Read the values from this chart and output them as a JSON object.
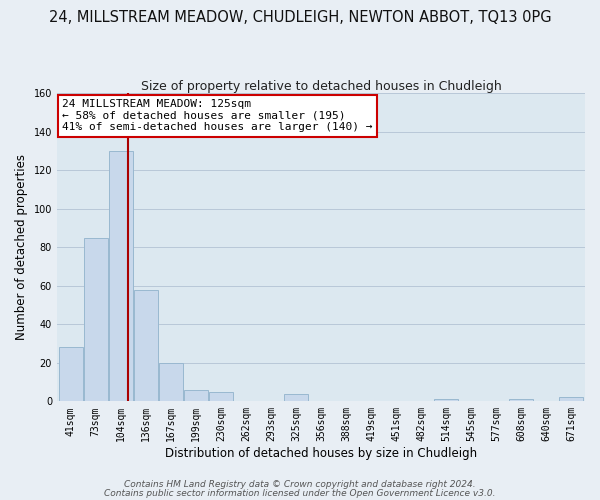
{
  "title": "24, MILLSTREAM MEADOW, CHUDLEIGH, NEWTON ABBOT, TQ13 0PG",
  "subtitle": "Size of property relative to detached houses in Chudleigh",
  "xlabel": "Distribution of detached houses by size in Chudleigh",
  "ylabel": "Number of detached properties",
  "bar_color": "#c8d8eb",
  "bar_edge_color": "#99b8d0",
  "vline_color": "#aa0000",
  "vline_x_index": 2,
  "annotation_line1": "24 MILLSTREAM MEADOW: 125sqm",
  "annotation_line2": "← 58% of detached houses are smaller (195)",
  "annotation_line3": "41% of semi-detached houses are larger (140) →",
  "annotation_box_color": "#ffffff",
  "annotation_box_edge": "#cc0000",
  "bins": [
    "41sqm",
    "73sqm",
    "104sqm",
    "136sqm",
    "167sqm",
    "199sqm",
    "230sqm",
    "262sqm",
    "293sqm",
    "325sqm",
    "356sqm",
    "388sqm",
    "419sqm",
    "451sqm",
    "482sqm",
    "514sqm",
    "545sqm",
    "577sqm",
    "608sqm",
    "640sqm",
    "671sqm"
  ],
  "values": [
    28,
    85,
    130,
    58,
    20,
    6,
    5,
    0,
    0,
    4,
    0,
    0,
    0,
    0,
    0,
    1,
    0,
    0,
    1,
    0,
    2
  ],
  "ylim": [
    0,
    160
  ],
  "yticks": [
    0,
    20,
    40,
    60,
    80,
    100,
    120,
    140,
    160
  ],
  "footer1": "Contains HM Land Registry data © Crown copyright and database right 2024.",
  "footer2": "Contains public sector information licensed under the Open Government Licence v3.0.",
  "bg_color": "#e8eef4",
  "plot_bg_color": "#dce8f0",
  "grid_color": "#b8c8d8",
  "title_fontsize": 10.5,
  "subtitle_fontsize": 9,
  "label_fontsize": 8.5,
  "tick_fontsize": 7,
  "annotation_fontsize": 8,
  "footer_fontsize": 6.5
}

YOUR GOAL » Find the word "MEADOW" in the material, then list each line that holds it.

REPLY TO THE EXERCISE »
  "title": "24, MILLSTREAM MEADOW, CHUDLEIGH, NEWTON ABBOT, TQ13 0PG",
  "annotation_line1": "24 MILLSTREAM MEADOW: 125sqm",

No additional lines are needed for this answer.